**Work required:** Copy out all lines that hold "mProfi".

··· Records provided ···

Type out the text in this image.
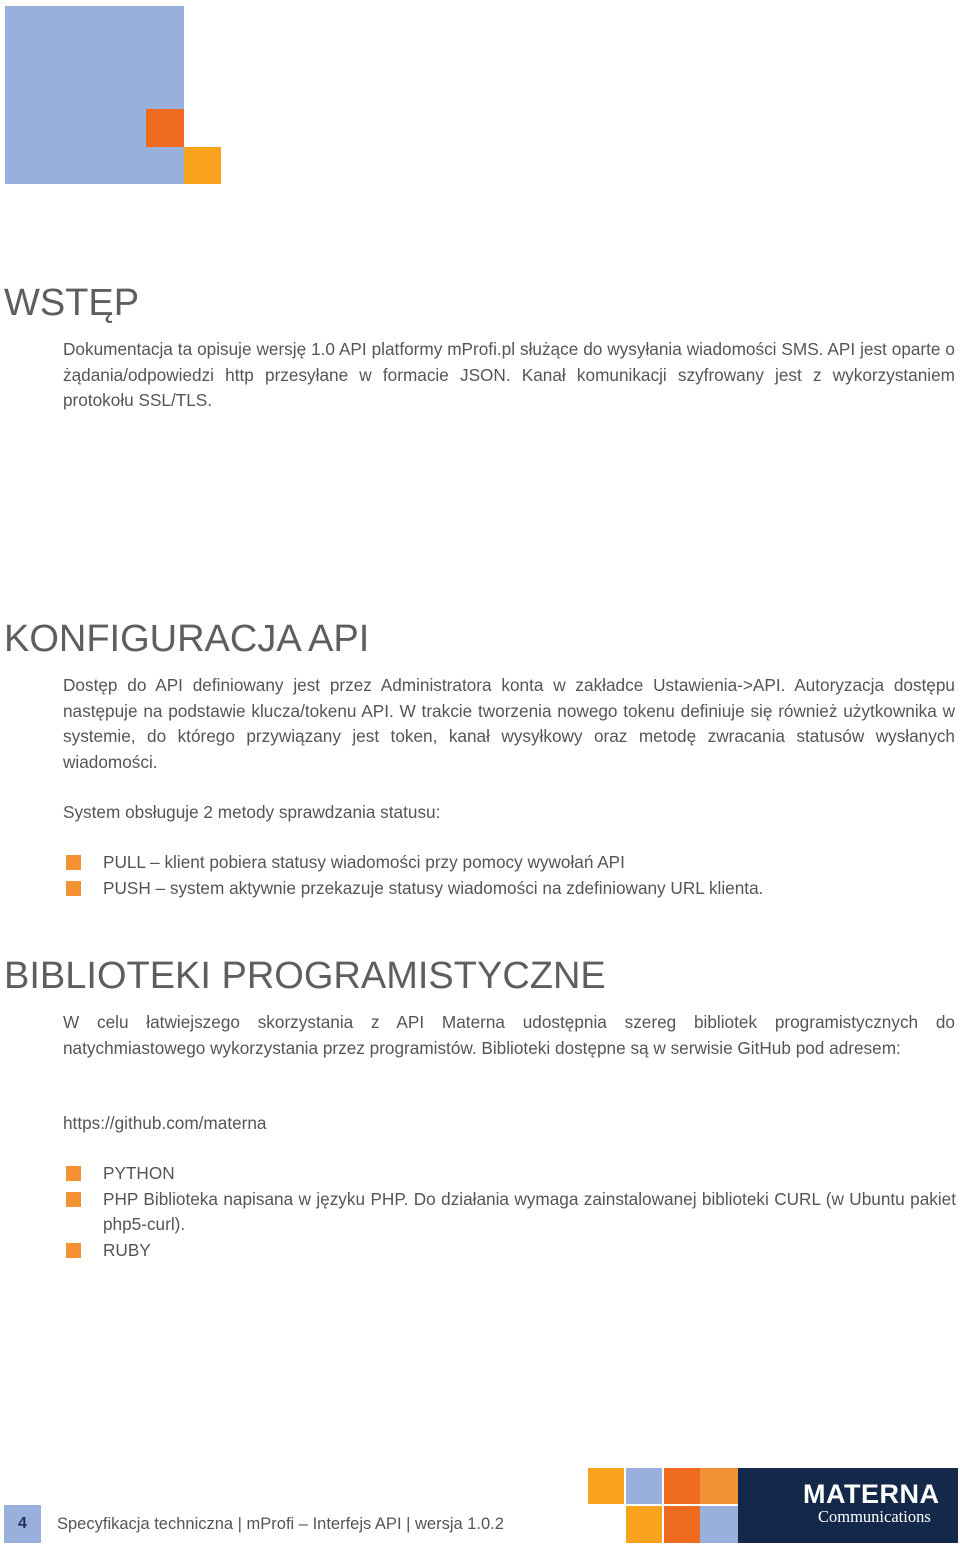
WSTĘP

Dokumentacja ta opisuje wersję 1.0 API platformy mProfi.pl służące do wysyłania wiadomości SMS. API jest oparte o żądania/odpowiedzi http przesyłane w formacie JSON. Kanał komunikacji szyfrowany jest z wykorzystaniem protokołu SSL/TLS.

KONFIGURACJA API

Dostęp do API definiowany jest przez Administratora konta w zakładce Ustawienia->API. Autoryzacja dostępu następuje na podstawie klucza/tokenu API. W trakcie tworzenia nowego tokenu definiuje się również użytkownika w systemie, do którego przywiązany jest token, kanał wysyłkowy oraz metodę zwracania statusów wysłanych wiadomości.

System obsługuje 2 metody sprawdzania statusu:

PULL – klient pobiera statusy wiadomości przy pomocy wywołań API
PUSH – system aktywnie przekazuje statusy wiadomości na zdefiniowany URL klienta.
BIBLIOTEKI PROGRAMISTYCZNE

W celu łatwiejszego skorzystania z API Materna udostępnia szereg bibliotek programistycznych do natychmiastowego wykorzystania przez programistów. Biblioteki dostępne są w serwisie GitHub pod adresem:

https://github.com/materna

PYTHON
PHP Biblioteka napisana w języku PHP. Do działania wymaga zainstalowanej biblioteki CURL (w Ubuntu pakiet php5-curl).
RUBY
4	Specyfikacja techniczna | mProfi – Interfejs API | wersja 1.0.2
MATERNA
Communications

···

**Exercise response:**
Dokumentacja ta opisuje wersję 1.0 API platformy mProfi.pl służące do wysyłania wiadomości SMS. API jest oparte o żądania/odpowiedzi http przesyłane w formacie JSON. Kanał komunikacji szyfrowany jest z wykorzystaniem protokołu SSL/TLS.
4	Specyfikacja techniczna | mProfi – Interfejs API | wersja 1.0.2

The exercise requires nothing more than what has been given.